### What the exercise asks
Repeat every line of the listing below exactly, minus the pictures.

### Material provided
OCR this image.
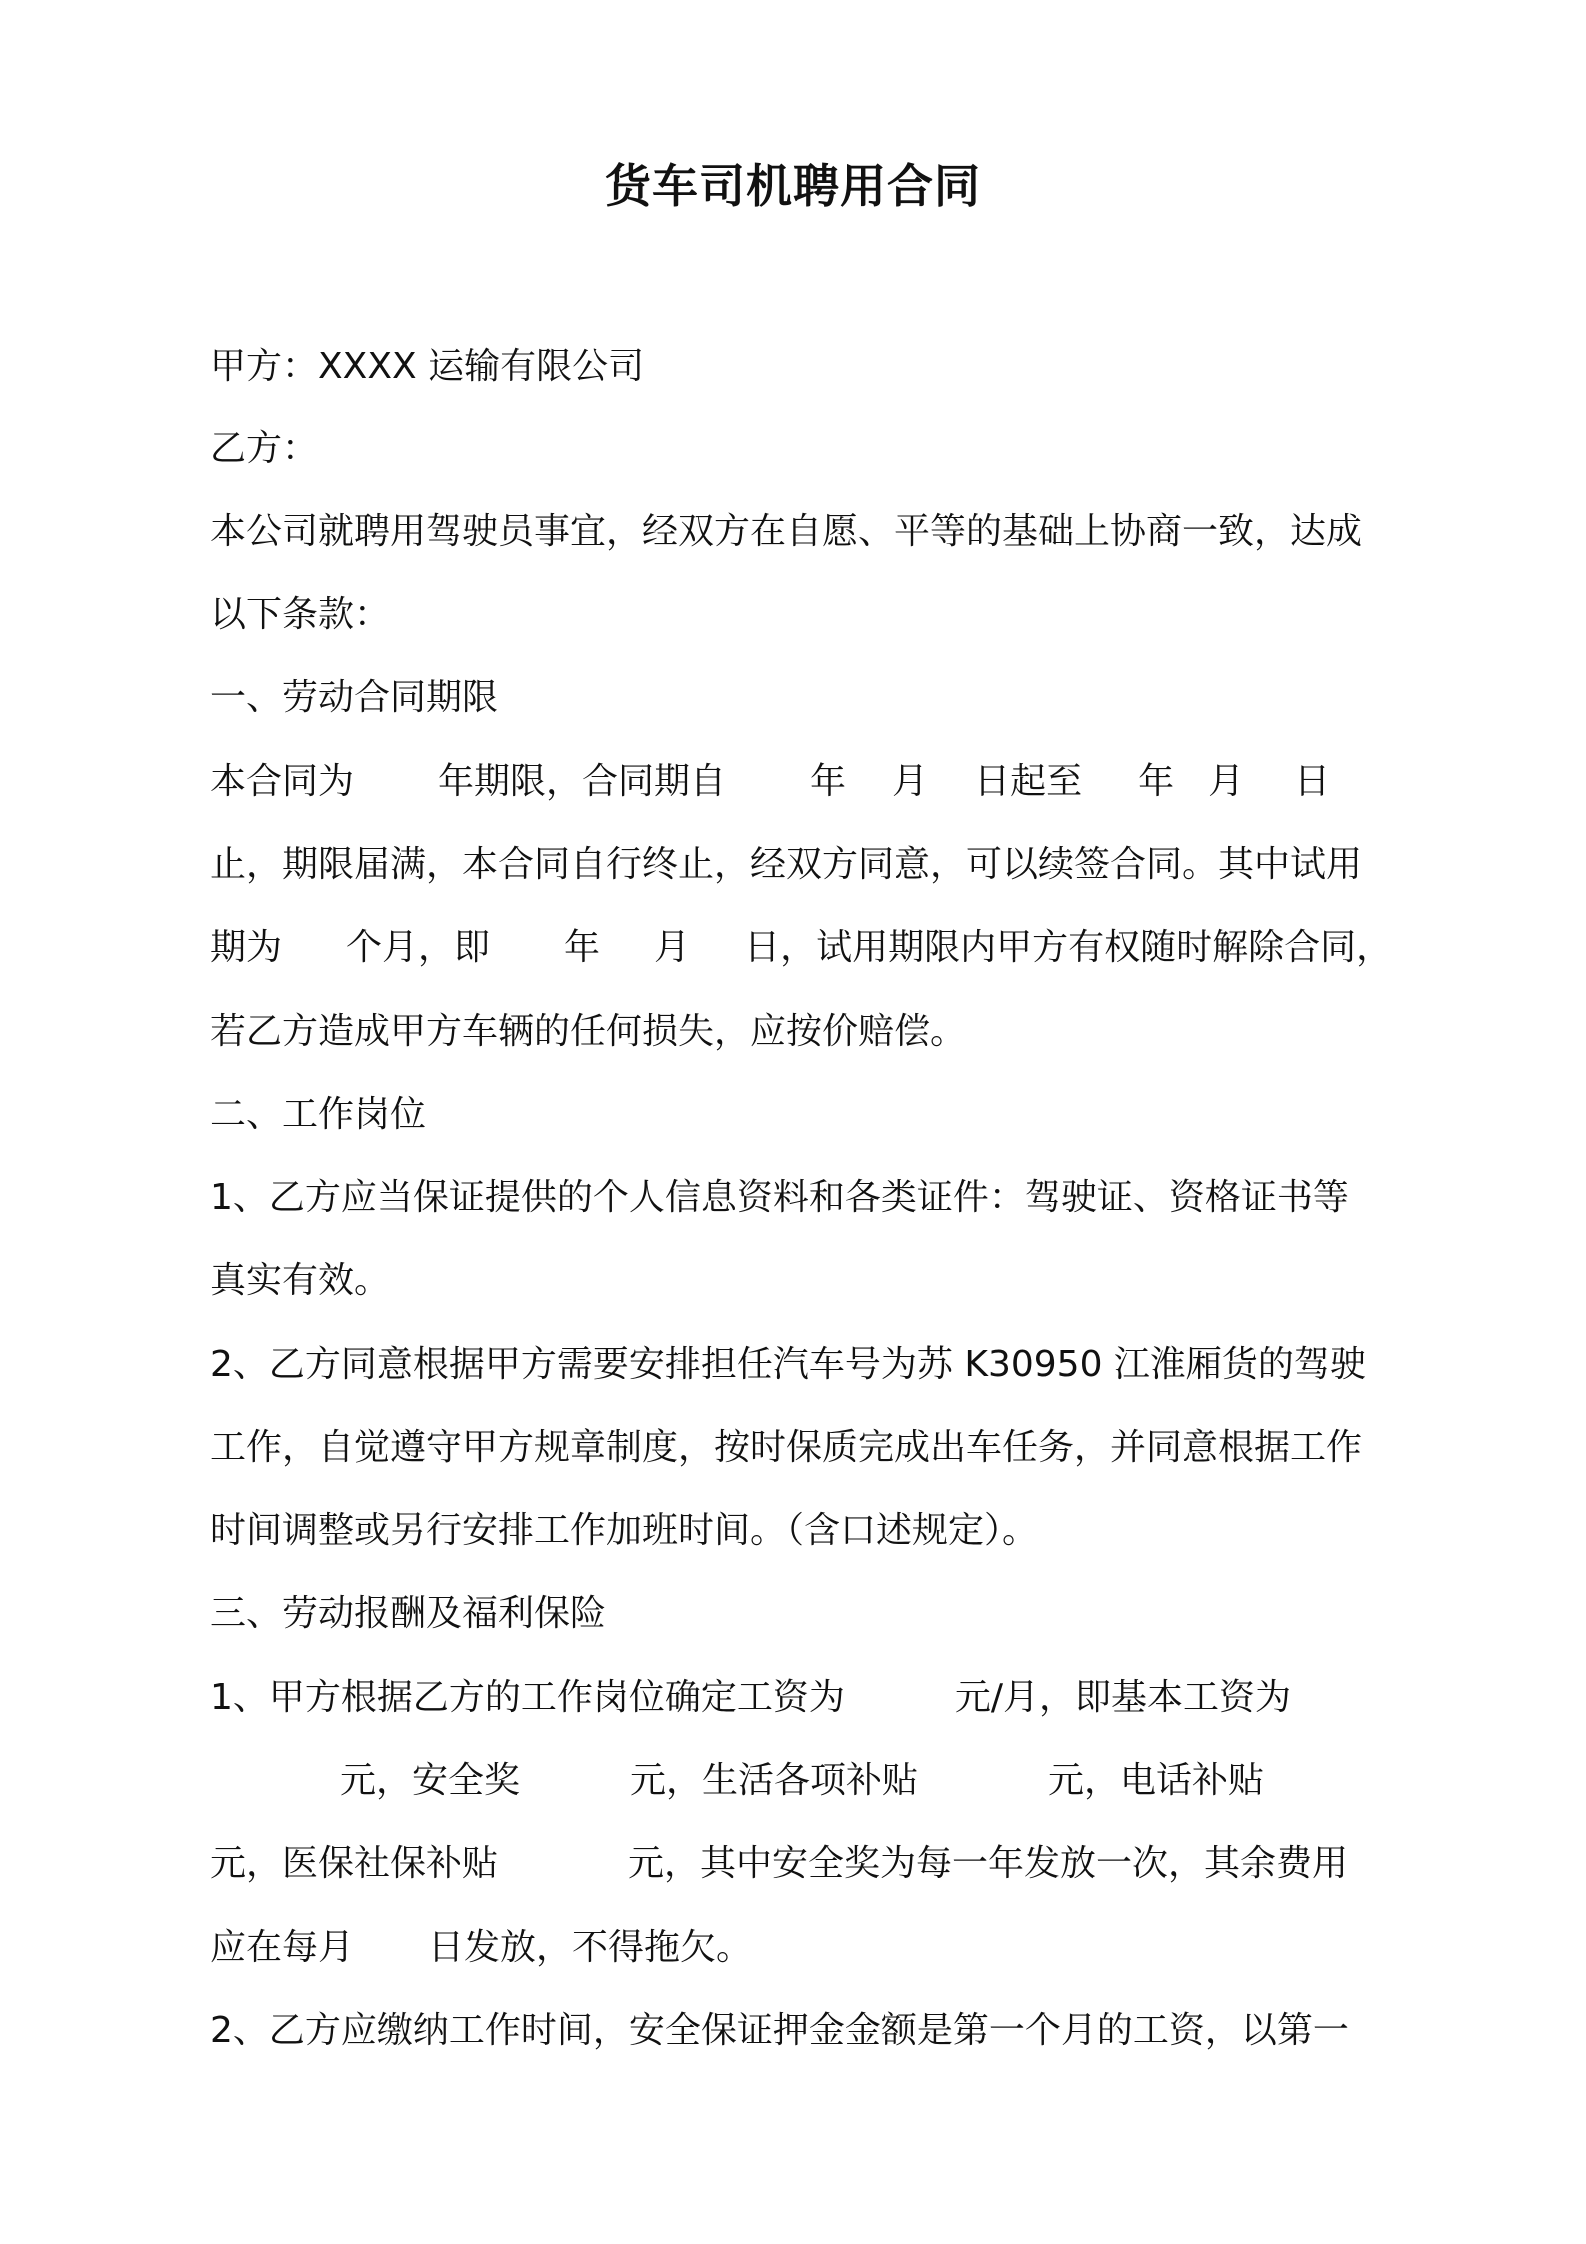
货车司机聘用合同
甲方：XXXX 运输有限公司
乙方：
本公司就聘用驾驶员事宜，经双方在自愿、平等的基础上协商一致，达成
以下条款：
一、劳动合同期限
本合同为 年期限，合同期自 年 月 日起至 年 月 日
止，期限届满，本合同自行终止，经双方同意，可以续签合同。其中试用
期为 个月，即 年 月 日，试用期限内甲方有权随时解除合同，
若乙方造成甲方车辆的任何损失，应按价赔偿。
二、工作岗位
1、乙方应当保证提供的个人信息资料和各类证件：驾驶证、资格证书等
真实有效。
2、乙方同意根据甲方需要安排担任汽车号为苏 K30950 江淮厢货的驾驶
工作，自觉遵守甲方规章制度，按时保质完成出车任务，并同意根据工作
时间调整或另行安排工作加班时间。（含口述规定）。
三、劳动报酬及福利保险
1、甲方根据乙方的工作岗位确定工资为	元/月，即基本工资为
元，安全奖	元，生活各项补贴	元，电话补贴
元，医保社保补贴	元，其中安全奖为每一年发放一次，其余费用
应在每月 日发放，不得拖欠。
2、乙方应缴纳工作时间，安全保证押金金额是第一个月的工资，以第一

### Final result
OCR this image.
货车司机聘用合同
甲方：XXXX 运输有限公司
乙方：
本公司就聘用驾驶员事宜，经双方在自愿、平等的基础上协商一致，达成
以下条款：
一、劳动合同期限
本合同为 年期限，合同期自 年 月 日起至 年 月 日
止，期限届满，本合同自行终止，经双方同意，可以续签合同。其中试用
期为 个月，即 年 月 日，试用期限内甲方有权随时解除合同，
若乙方造成甲方车辆的任何损失，应按价赔偿。
二、工作岗位
1、乙方应当保证提供的个人信息资料和各类证件：驾驶证、资格证书等
真实有效。
2、乙方同意根据甲方需要安排担任汽车号为苏 K30950 江淮厢货的驾驶
工作，自觉遵守甲方规章制度，按时保质完成出车任务，并同意根据工作
时间调整或另行安排工作加班时间。（含口述规定）。
三、劳动报酬及福利保险
1、甲方根据乙方的工作岗位确定工资为	元/月，即基本工资为
元，安全奖	元，生活各项补贴	元，电话补贴
元，医保社保补贴	元，其中安全奖为每一年发放一次，其余费用
应在每月 日发放，不得拖欠。
2、乙方应缴纳工作时间，安全保证押金金额是第一个月的工资，以第一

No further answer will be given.